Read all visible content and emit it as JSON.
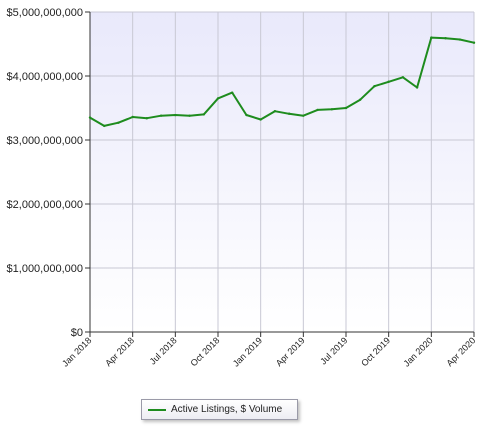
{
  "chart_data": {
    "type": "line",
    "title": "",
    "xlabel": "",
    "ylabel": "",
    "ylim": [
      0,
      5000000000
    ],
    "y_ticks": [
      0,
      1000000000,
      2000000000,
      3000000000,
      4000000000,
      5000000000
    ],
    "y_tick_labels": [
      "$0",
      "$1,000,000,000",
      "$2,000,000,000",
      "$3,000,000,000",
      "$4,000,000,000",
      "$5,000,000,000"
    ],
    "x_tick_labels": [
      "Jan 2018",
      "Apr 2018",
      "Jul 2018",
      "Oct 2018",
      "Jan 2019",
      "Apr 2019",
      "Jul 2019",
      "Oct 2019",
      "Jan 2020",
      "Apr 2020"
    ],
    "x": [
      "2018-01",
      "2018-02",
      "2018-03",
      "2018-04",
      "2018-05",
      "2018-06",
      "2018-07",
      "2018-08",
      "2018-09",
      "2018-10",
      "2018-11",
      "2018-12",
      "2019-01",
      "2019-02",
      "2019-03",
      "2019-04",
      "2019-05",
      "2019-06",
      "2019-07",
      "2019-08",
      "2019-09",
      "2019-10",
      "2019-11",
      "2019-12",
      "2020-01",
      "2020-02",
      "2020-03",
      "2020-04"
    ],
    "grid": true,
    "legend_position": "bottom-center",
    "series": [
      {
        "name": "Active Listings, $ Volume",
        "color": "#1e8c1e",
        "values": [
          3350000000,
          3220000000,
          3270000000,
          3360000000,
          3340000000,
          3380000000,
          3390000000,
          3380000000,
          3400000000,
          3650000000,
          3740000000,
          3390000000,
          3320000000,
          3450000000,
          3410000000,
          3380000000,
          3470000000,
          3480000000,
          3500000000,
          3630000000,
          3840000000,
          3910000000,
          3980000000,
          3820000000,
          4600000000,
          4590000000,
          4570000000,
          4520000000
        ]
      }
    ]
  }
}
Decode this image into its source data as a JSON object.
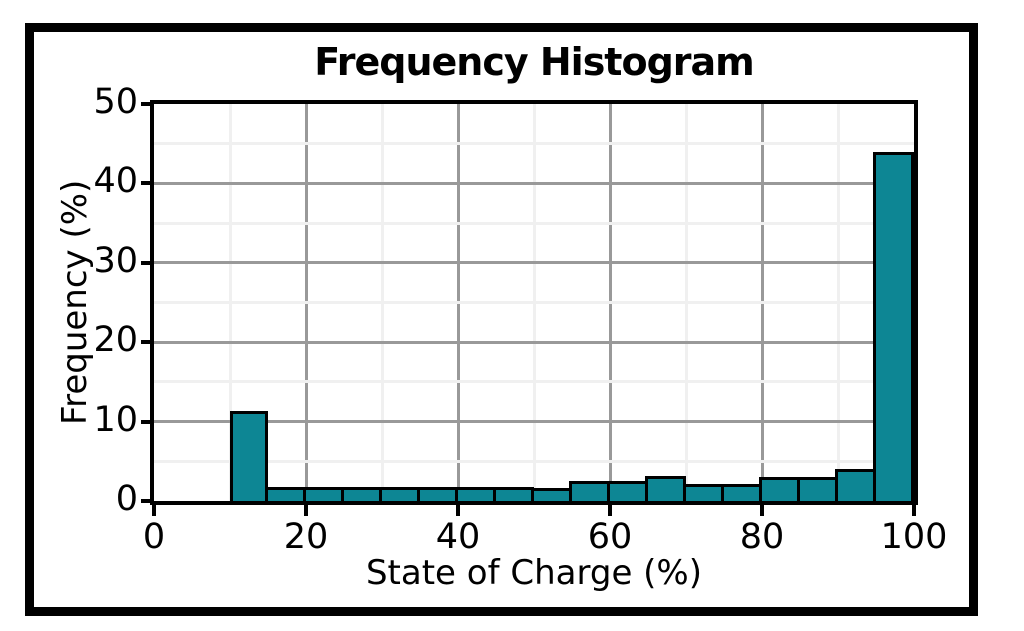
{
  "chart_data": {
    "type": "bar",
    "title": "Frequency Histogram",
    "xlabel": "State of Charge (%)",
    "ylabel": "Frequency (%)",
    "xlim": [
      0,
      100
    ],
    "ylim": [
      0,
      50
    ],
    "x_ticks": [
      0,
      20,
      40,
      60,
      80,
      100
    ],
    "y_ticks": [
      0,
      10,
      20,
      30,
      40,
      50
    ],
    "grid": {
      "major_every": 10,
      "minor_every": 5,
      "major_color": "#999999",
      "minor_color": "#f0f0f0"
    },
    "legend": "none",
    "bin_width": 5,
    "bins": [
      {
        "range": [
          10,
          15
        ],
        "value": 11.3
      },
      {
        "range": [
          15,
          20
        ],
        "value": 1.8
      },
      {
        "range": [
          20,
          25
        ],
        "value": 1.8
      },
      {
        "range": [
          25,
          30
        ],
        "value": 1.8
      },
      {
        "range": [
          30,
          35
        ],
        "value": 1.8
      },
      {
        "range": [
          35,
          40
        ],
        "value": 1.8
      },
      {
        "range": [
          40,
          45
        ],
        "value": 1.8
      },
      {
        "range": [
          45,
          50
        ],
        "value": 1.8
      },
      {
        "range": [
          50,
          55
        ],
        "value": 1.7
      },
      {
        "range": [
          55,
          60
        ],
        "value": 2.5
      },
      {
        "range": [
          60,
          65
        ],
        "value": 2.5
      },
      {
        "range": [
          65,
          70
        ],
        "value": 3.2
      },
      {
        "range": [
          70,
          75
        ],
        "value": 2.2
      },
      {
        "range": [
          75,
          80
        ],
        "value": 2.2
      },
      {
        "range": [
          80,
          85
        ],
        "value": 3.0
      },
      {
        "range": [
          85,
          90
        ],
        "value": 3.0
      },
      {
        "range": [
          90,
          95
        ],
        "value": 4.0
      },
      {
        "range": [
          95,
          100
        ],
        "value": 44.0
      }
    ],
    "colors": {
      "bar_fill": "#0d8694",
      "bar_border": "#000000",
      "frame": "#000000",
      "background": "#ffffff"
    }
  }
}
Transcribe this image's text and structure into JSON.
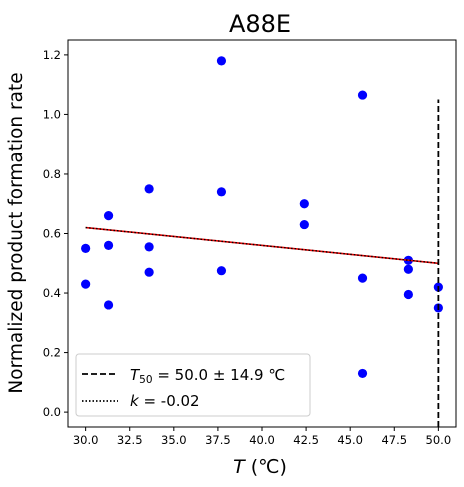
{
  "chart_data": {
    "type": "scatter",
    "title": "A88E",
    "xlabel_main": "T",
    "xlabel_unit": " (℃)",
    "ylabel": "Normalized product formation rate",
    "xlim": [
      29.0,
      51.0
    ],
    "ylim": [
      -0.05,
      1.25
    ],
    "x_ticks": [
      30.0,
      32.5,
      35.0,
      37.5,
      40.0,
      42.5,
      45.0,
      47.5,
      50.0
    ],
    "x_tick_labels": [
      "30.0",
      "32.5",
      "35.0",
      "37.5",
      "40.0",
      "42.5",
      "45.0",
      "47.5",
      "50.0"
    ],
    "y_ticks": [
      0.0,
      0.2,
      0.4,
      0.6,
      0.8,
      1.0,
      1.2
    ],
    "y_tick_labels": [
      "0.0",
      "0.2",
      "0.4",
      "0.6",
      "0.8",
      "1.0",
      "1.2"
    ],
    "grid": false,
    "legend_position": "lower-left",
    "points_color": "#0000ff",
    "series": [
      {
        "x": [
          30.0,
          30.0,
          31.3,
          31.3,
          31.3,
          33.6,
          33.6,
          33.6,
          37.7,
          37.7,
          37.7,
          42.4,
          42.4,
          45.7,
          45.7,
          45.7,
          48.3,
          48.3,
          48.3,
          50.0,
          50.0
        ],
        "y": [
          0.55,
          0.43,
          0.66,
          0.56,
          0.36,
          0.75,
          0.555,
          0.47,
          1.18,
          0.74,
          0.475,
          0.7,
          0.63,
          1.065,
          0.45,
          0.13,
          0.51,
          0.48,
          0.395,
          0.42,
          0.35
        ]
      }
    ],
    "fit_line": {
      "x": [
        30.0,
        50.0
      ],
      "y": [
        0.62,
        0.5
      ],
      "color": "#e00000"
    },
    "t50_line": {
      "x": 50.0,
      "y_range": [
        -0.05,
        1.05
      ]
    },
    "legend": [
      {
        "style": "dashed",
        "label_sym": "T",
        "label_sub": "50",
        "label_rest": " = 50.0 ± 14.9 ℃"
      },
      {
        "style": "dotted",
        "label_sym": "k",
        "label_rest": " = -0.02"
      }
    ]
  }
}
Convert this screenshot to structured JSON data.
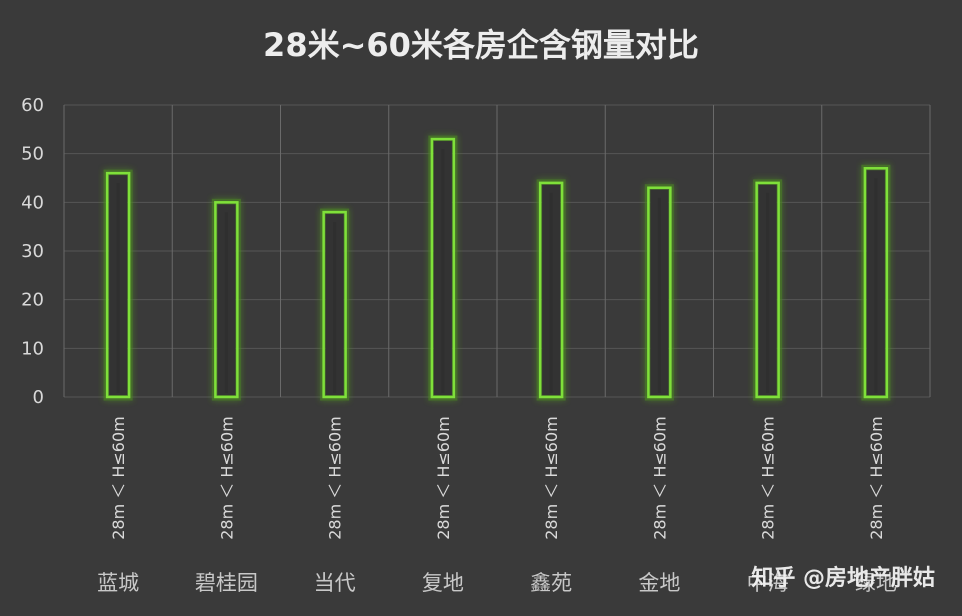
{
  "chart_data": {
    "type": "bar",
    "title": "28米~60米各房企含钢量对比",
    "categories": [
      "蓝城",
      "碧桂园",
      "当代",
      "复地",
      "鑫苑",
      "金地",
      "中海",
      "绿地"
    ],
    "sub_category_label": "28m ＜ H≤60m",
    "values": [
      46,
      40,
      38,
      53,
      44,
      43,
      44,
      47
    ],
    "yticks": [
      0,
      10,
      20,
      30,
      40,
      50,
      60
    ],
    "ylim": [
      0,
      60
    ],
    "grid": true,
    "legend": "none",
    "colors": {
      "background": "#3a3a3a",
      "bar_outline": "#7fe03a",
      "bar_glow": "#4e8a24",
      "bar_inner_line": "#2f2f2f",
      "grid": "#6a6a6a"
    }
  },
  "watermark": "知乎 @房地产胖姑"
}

▶ What you have to do
Copy the material shown above in full and exactly. Skip the pictures.

▶ Complete response
Read all visible content and emit it as JSON.
{
  "chart_data": {
    "type": "line",
    "title": "",
    "xlabel": "",
    "ylabel": "",
    "ylim": [
      0,
      5000000000
    ],
    "y_ticks": [
      0,
      1000000000,
      2000000000,
      3000000000,
      4000000000,
      5000000000
    ],
    "y_tick_labels": [
      "$0",
      "$1,000,000,000",
      "$2,000,000,000",
      "$3,000,000,000",
      "$4,000,000,000",
      "$5,000,000,000"
    ],
    "x_tick_labels": [
      "Jan 2018",
      "Apr 2018",
      "Jul 2018",
      "Oct 2018",
      "Jan 2019",
      "Apr 2019",
      "Jul 2019",
      "Oct 2019",
      "Jan 2020",
      "Apr 2020"
    ],
    "x": [
      "2018-01",
      "2018-02",
      "2018-03",
      "2018-04",
      "2018-05",
      "2018-06",
      "2018-07",
      "2018-08",
      "2018-09",
      "2018-10",
      "2018-11",
      "2018-12",
      "2019-01",
      "2019-02",
      "2019-03",
      "2019-04",
      "2019-05",
      "2019-06",
      "2019-07",
      "2019-08",
      "2019-09",
      "2019-10",
      "2019-11",
      "2019-12",
      "2020-01",
      "2020-02",
      "2020-03",
      "2020-04"
    ],
    "grid": true,
    "legend_position": "bottom-center",
    "series": [
      {
        "name": "Active Listings, $ Volume",
        "color": "#1e8c1e",
        "values": [
          3350000000,
          3220000000,
          3270000000,
          3360000000,
          3340000000,
          3380000000,
          3390000000,
          3380000000,
          3400000000,
          3650000000,
          3740000000,
          3390000000,
          3320000000,
          3450000000,
          3410000000,
          3380000000,
          3470000000,
          3480000000,
          3500000000,
          3630000000,
          3840000000,
          3910000000,
          3980000000,
          3820000000,
          4600000000,
          4590000000,
          4570000000,
          4520000000
        ]
      }
    ]
  }
}
Decode this image into its source data as a JSON object.
{
  "chart_data": {
    "type": "bar",
    "title": "Frequency Histogram",
    "xlabel": "State of Charge (%)",
    "ylabel": "Frequency (%)",
    "xlim": [
      0,
      100
    ],
    "ylim": [
      0,
      50
    ],
    "x_ticks": [
      0,
      20,
      40,
      60,
      80,
      100
    ],
    "y_ticks": [
      0,
      10,
      20,
      30,
      40,
      50
    ],
    "grid": {
      "major_every": 10,
      "minor_every": 5,
      "major_color": "#999999",
      "minor_color": "#f0f0f0"
    },
    "legend": "none",
    "bin_width": 5,
    "bins": [
      {
        "range": [
          10,
          15
        ],
        "value": 11.3
      },
      {
        "range": [
          15,
          20
        ],
        "value": 1.8
      },
      {
        "range": [
          20,
          25
        ],
        "value": 1.8
      },
      {
        "range": [
          25,
          30
        ],
        "value": 1.8
      },
      {
        "range": [
          30,
          35
        ],
        "value": 1.8
      },
      {
        "range": [
          35,
          40
        ],
        "value": 1.8
      },
      {
        "range": [
          40,
          45
        ],
        "value": 1.8
      },
      {
        "range": [
          45,
          50
        ],
        "value": 1.8
      },
      {
        "range": [
          50,
          55
        ],
        "value": 1.7
      },
      {
        "range": [
          55,
          60
        ],
        "value": 2.5
      },
      {
        "range": [
          60,
          65
        ],
        "value": 2.5
      },
      {
        "range": [
          65,
          70
        ],
        "value": 3.2
      },
      {
        "range": [
          70,
          75
        ],
        "value": 2.2
      },
      {
        "range": [
          75,
          80
        ],
        "value": 2.2
      },
      {
        "range": [
          80,
          85
        ],
        "value": 3.0
      },
      {
        "range": [
          85,
          90
        ],
        "value": 3.0
      },
      {
        "range": [
          90,
          95
        ],
        "value": 4.0
      },
      {
        "range": [
          95,
          100
        ],
        "value": 44.0
      }
    ],
    "colors": {
      "bar_fill": "#0d8694",
      "bar_border": "#000000",
      "frame": "#000000",
      "background": "#ffffff"
    }
  }
}
Transcribe this image's text and structure into JSON.
{
  "chart_data": {
    "type": "scatter",
    "title": "A88E",
    "xlabel_main": "T",
    "xlabel_unit": " (℃)",
    "ylabel": "Normalized product formation rate",
    "xlim": [
      29.0,
      51.0
    ],
    "ylim": [
      -0.05,
      1.25
    ],
    "x_ticks": [
      30.0,
      32.5,
      35.0,
      37.5,
      40.0,
      42.5,
      45.0,
      47.5,
      50.0
    ],
    "x_tick_labels": [
      "30.0",
      "32.5",
      "35.0",
      "37.5",
      "40.0",
      "42.5",
      "45.0",
      "47.5",
      "50.0"
    ],
    "y_ticks": [
      0.0,
      0.2,
      0.4,
      0.6,
      0.8,
      1.0,
      1.2
    ],
    "y_tick_labels": [
      "0.0",
      "0.2",
      "0.4",
      "0.6",
      "0.8",
      "1.0",
      "1.2"
    ],
    "grid": false,
    "legend_position": "lower-left",
    "points_color": "#0000ff",
    "series": [
      {
        "x": [
          30.0,
          30.0,
          31.3,
          31.3,
          31.3,
          33.6,
          33.6,
          33.6,
          37.7,
          37.7,
          37.7,
          42.4,
          42.4,
          45.7,
          45.7,
          45.7,
          48.3,
          48.3,
          48.3,
          50.0,
          50.0
        ],
        "y": [
          0.55,
          0.43,
          0.66,
          0.56,
          0.36,
          0.75,
          0.555,
          0.47,
          1.18,
          0.74,
          0.475,
          0.7,
          0.63,
          1.065,
          0.45,
          0.13,
          0.51,
          0.48,
          0.395,
          0.42,
          0.35
        ]
      }
    ],
    "fit_line": {
      "x": [
        30.0,
        50.0
      ],
      "y": [
        0.62,
        0.5
      ],
      "color": "#e00000"
    },
    "t50_line": {
      "x": 50.0,
      "y_range": [
        -0.05,
        1.05
      ]
    },
    "legend": [
      {
        "style": "dashed",
        "label_sym": "T",
        "label_sub": "50",
        "label_rest": " = 50.0 ± 14.9 ℃"
      },
      {
        "style": "dotted",
        "label_sym": "k",
        "label_rest": " = -0.02"
      }
    ]
  }
}
Convert this screenshot to structured JSON data.
{
  "chart_data": {
    "type": "bar",
    "title": "28米~60米各房企含钢量对比",
    "categories": [
      "蓝城",
      "碧桂园",
      "当代",
      "复地",
      "鑫苑",
      "金地",
      "中海",
      "绿地"
    ],
    "sub_category_label": "28m ＜ H≤60m",
    "values": [
      46,
      40,
      38,
      53,
      44,
      43,
      44,
      47
    ],
    "yticks": [
      0,
      10,
      20,
      30,
      40,
      50,
      60
    ],
    "ylim": [
      0,
      60
    ],
    "grid": true,
    "legend": "none",
    "colors": {
      "background": "#3a3a3a",
      "bar_outline": "#7fe03a",
      "bar_glow": "#4e8a24",
      "bar_inner_line": "#2f2f2f",
      "grid": "#6a6a6a"
    }
  },
  "watermark": "知乎 @房地产胖姑"
}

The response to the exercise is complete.